**Exercise**
Using the entries that follow, collect the lines where the word "кислоты" appears.

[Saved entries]
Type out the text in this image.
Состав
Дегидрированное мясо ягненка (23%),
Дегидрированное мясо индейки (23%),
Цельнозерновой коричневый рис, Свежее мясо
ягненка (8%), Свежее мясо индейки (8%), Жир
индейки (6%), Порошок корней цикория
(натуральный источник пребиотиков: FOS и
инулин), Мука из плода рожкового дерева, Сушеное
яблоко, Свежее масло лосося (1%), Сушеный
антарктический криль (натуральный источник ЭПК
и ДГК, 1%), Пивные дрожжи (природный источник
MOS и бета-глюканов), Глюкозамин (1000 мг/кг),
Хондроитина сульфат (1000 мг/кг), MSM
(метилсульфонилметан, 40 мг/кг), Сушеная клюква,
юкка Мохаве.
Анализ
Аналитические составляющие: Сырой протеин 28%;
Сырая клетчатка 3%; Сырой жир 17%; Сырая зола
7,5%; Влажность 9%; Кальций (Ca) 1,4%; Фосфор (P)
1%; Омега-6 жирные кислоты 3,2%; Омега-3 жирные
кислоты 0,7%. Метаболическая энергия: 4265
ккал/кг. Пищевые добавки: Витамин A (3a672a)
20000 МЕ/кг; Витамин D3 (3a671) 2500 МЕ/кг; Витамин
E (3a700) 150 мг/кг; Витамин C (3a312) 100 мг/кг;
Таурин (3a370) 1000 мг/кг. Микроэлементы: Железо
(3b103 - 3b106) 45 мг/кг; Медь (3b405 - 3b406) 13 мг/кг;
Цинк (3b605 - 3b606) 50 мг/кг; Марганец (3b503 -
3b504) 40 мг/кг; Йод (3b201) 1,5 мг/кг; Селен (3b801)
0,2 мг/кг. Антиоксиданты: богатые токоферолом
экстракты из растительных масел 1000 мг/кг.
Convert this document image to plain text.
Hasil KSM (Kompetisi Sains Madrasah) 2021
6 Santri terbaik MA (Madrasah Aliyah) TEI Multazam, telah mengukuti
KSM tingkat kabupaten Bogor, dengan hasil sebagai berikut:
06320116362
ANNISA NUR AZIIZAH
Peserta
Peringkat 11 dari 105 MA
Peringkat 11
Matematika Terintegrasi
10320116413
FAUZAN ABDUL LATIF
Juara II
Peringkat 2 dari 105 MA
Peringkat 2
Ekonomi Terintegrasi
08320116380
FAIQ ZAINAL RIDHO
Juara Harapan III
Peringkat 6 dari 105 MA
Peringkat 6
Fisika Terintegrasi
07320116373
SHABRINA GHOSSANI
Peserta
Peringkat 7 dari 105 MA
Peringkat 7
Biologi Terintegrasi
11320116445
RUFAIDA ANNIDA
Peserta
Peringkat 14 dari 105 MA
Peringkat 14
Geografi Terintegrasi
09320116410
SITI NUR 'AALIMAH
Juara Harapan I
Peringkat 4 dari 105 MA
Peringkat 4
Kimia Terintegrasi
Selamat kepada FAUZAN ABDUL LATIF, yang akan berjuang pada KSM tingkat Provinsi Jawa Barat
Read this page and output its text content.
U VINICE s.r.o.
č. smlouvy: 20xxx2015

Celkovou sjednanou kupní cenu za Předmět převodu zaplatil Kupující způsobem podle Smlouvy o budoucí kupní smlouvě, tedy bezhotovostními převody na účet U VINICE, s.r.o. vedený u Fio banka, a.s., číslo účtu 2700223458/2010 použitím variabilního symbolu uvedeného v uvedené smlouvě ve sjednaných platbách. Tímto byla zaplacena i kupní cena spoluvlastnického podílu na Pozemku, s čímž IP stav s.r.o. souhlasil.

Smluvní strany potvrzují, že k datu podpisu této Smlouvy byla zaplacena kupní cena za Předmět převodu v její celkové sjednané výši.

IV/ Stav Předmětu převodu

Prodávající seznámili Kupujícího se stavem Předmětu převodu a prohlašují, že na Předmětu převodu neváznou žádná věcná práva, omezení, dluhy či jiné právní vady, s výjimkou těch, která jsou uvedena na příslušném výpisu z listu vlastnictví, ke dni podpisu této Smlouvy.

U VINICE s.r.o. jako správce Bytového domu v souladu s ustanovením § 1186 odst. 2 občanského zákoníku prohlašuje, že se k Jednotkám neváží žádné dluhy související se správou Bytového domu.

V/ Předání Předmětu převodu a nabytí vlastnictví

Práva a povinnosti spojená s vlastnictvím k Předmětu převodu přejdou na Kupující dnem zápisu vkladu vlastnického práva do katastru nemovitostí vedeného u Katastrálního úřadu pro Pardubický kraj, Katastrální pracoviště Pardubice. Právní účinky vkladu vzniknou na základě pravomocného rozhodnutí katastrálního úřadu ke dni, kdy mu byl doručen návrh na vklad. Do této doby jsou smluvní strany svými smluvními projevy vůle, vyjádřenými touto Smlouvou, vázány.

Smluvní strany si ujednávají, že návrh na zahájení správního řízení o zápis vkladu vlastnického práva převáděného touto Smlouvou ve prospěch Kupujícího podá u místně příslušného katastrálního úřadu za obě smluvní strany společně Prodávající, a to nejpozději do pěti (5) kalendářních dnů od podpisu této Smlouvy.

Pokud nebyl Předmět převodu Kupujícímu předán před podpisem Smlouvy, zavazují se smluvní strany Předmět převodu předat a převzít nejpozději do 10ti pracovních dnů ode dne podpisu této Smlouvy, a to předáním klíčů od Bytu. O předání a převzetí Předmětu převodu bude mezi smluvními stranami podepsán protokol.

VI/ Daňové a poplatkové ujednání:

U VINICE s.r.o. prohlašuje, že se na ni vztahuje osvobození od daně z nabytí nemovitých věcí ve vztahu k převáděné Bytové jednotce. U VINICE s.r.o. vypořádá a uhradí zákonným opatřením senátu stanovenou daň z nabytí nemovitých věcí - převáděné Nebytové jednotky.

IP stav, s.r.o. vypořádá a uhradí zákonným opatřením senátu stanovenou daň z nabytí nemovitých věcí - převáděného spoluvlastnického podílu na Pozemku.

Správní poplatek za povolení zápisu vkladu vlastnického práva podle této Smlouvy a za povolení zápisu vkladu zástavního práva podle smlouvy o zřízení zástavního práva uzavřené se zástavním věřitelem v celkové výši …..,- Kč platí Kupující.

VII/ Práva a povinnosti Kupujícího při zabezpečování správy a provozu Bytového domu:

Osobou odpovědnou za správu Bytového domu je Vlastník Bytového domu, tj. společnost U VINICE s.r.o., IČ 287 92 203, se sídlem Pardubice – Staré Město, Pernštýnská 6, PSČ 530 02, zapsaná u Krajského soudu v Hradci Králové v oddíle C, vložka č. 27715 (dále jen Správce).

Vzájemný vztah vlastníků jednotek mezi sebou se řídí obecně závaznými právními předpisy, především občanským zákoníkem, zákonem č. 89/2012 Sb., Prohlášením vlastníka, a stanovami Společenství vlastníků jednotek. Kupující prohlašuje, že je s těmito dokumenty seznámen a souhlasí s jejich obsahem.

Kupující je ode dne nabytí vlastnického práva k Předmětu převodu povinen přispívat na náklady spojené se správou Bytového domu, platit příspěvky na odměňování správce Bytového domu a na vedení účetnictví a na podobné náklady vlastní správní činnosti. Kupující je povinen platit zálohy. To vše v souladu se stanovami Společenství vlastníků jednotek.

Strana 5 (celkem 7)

**Solution for this exercise**
1%; Омега-6 жирные кислоты 3,2%; Омега-3 жирные
кислоты 0,7%. Метаболическая энергия: 4265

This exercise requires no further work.